▶ [Aim] Repeat every line below exactly, word for word.

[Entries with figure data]

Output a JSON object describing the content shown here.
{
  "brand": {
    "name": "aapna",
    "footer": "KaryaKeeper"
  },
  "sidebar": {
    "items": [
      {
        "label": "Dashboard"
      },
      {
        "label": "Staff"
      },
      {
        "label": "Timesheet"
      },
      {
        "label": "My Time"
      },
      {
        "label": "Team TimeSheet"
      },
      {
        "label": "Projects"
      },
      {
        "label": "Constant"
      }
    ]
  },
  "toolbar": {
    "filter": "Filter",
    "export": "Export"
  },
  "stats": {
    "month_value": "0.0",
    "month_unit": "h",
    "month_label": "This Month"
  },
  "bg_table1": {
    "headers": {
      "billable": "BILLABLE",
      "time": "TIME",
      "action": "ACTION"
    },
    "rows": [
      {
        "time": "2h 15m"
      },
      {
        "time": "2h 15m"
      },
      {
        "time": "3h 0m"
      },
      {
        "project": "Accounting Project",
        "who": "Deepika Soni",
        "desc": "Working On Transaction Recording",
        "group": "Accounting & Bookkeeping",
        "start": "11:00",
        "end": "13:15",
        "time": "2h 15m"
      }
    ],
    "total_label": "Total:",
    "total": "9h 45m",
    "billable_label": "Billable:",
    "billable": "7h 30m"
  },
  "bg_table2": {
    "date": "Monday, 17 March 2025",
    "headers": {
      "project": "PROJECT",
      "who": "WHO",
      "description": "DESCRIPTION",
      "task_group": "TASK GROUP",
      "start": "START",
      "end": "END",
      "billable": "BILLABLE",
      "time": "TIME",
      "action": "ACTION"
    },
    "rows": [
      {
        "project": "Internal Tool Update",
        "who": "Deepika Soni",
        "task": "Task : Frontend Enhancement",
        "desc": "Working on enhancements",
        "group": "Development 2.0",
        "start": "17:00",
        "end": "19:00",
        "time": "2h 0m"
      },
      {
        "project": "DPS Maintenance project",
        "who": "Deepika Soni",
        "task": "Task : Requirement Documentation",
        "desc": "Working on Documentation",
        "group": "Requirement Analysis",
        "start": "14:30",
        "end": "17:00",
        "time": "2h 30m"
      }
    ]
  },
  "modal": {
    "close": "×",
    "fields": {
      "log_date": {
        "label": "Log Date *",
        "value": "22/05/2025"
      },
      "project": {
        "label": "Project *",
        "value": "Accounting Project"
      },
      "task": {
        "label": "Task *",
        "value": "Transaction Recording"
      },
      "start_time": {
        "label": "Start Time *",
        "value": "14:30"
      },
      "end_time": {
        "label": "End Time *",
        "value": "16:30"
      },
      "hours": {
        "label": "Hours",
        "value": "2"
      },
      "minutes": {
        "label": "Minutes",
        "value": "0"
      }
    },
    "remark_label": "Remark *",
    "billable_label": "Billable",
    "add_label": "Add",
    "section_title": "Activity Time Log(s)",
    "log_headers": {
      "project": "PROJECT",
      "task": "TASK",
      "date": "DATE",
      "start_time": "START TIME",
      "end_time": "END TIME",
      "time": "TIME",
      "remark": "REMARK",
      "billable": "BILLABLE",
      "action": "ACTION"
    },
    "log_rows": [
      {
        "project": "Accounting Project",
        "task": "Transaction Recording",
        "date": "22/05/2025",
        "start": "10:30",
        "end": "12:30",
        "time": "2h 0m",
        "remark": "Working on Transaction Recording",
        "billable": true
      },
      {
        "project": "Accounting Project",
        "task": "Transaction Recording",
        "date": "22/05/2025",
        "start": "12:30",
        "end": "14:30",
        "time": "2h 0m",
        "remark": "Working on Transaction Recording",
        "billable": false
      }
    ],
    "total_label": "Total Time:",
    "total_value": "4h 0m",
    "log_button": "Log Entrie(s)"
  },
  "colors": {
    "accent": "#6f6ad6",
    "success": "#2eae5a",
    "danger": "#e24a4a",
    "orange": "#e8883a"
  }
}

▶ [Finished exercise]
Output a JSON object describing the content shown here.
{
  "brand": {
    "name": "aapna",
    "footer": "KaryaKeeper"
  },
  "sidebar": {
    "items": [
      {
        "label": "Dashboard"
      },
      {
        "label": "Staff"
      },
      {
        "label": "Timesheet"
      },
      {
        "label": "My Time"
      },
      {
        "label": "Team TimeSheet"
      },
      {
        "label": "Projects"
      },
      {
        "label": "Constant"
      }
    ]
  },
  "toolbar": {
    "filter": "Filter",
    "export": "Export"
  },
  "stats": {
    "month_value": "0.0",
    "month_unit": "h",
    "month_label": "This Month"
  },
  "bg_table1": {
    "headers": {
      "billable": "BILLABLE",
      "time": "TIME",
      "action": "ACTION"
    },
    "rows": [
      {
        "time": "2h 15m"
      },
      {
        "time": "2h 15m"
      },
      {
        "time": "3h 0m"
      },
      {
        "project": "Accounting Project",
        "who": "Deepika Soni",
        "desc": "Working On Transaction Recording",
        "group": "Accounting & Bookkeeping",
        "start": "11:00",
        "end": "13:15",
        "time": "2h 15m"
      }
    ],
    "total_label": "Total:",
    "total": "9h 45m",
    "billable_label": "Billable:",
    "billable": "7h 30m"
  },
  "bg_table2": {
    "date": "Monday, 17 March 2025",
    "headers": {
      "project": "PROJECT",
      "who": "WHO",
      "description": "DESCRIPTION",
      "task_group": "TASK GROUP",
      "start": "START",
      "end": "END",
      "billable": "BILLABLE",
      "time": "TIME",
      "action": "ACTION"
    },
    "rows": [
      {
        "project": "Internal Tool Update",
        "who": "Deepika Soni",
        "task": "Task : Frontend Enhancement",
        "desc": "Working on enhancements",
        "group": "Development 2.0",
        "start": "17:00",
        "end": "19:00",
        "time": "2h 0m"
      },
      {
        "project": "DPS Maintenance project",
        "who": "Deepika Soni",
        "task": "Task : Requirement Documentation",
        "desc": "Working on Documentation",
        "group": "Requirement Analysis",
        "start": "14:30",
        "end": "17:00",
        "time": "2h 30m"
      }
    ]
  },
  "modal": {
    "close": "×",
    "fields": {
      "log_date": {
        "label": "Log Date *",
        "value": "22/05/2025"
      },
      "project": {
        "label": "Project *",
        "value": "Accounting Project"
      },
      "task": {
        "label": "Task *",
        "value": "Transaction Recording"
      },
      "start_time": {
        "label": "Start Time *",
        "value": "14:30"
      },
      "end_time": {
        "label": "End Time *",
        "value": "16:30"
      },
      "hours": {
        "label": "Hours",
        "value": "2"
      },
      "minutes": {
        "label": "Minutes",
        "value": "0"
      }
    },
    "remark_label": "Remark *",
    "billable_label": "Billable",
    "add_label": "Add",
    "section_title": "Activity Time Log(s)",
    "log_headers": {
      "project": "PROJECT",
      "task": "TASK",
      "date": "DATE",
      "start_time": "START TIME",
      "end_time": "END TIME",
      "time": "TIME",
      "remark": "REMARK",
      "billable": "BILLABLE",
      "action": "ACTION"
    },
    "log_rows": [
      {
        "project": "Accounting Project",
        "task": "Transaction Recording",
        "date": "22/05/2025",
        "start": "10:30",
        "end": "12:30",
        "time": "2h 0m",
        "remark": "Working on Transaction Recording",
        "billable": true
      },
      {
        "project": "Accounting Project",
        "task": "Transaction Recording",
        "date": "22/05/2025",
        "start": "12:30",
        "end": "14:30",
        "time": "2h 0m",
        "remark": "Working on Transaction Recording",
        "billable": false
      }
    ],
    "total_label": "Total Time:",
    "total_value": "4h 0m",
    "log_button": "Log Entrie(s)"
  },
  "colors": {
    "accent": "#6f6ad6",
    "success": "#2eae5a",
    "danger": "#e24a4a",
    "orange": "#e8883a"
  }
}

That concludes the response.